*THE EXERCISE:* Lines that include the word "建立全新的自己" are the ones to copy.

** start TASK DATA **

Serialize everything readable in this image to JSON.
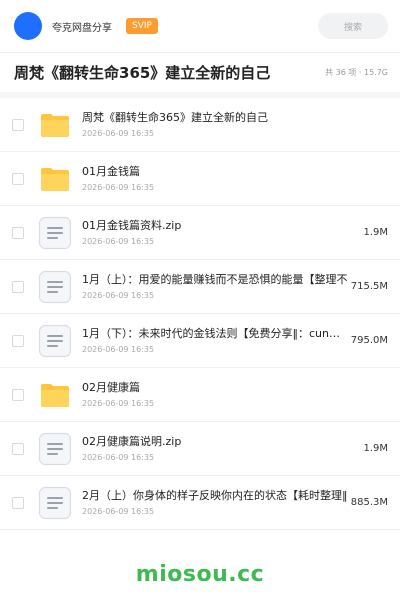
{
  "header": {
    "brand": "夸克网盘分享",
    "badge": "SVIP",
    "search_placeholder": "搜索"
  },
  "share": {
    "title": "周梵《翻转生命365》建立全新的自己",
    "meta": "共 36 项 · 15.7G"
  },
  "colors": {
    "accent": "#1f6fff",
    "badge": "#ff9c2f",
    "folder": "#ffc53d",
    "watermark": "#3dbb52"
  },
  "files": [
    {
      "name": "周梵《翻转生命365》建立全新的自己",
      "date": "2026-06-09 16:35",
      "size": "",
      "icon": "folder-icon"
    },
    {
      "name": "01月金钱篇",
      "date": "2026-06-09 16:35",
      "size": "",
      "icon": "folder-icon"
    },
    {
      "name": "01月金钱篇资料.zip",
      "date": "2026-06-09 16:35",
      "size": "1.9M",
      "icon": "document-icon"
    },
    {
      "name": "1月（上）：用爱的能量赚钱而不是恐惧的能量【整理不",
      "date": "2026-06-09 16:35",
      "size": "715.5M",
      "icon": "document-icon"
    },
    {
      "name": "1月（下）：未来时代的金钱法则【免费分享‖：cun…",
      "date": "2026-06-09 16:35",
      "size": "795.0M",
      "icon": "document-icon"
    },
    {
      "name": "02月健康篇",
      "date": "2026-06-09 16:35",
      "size": "",
      "icon": "folder-icon"
    },
    {
      "name": "02月健康篇说明.zip",
      "date": "2026-06-09 16:35",
      "size": "1.9M",
      "icon": "document-icon"
    },
    {
      "name": "2月（上）你身体的样子反映你内在的状态【耗时整理‖",
      "date": "2026-06-09 16:35",
      "size": "885.3M",
      "icon": "document-icon"
    }
  ],
  "watermark": "miosou.cc"
}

** end TASK DATA **

*SOLUTION TO THIS TASK:*
    "title": "周梵《翻转生命365》建立全新的自己",
      "name": "周梵《翻转生命365》建立全新的自己",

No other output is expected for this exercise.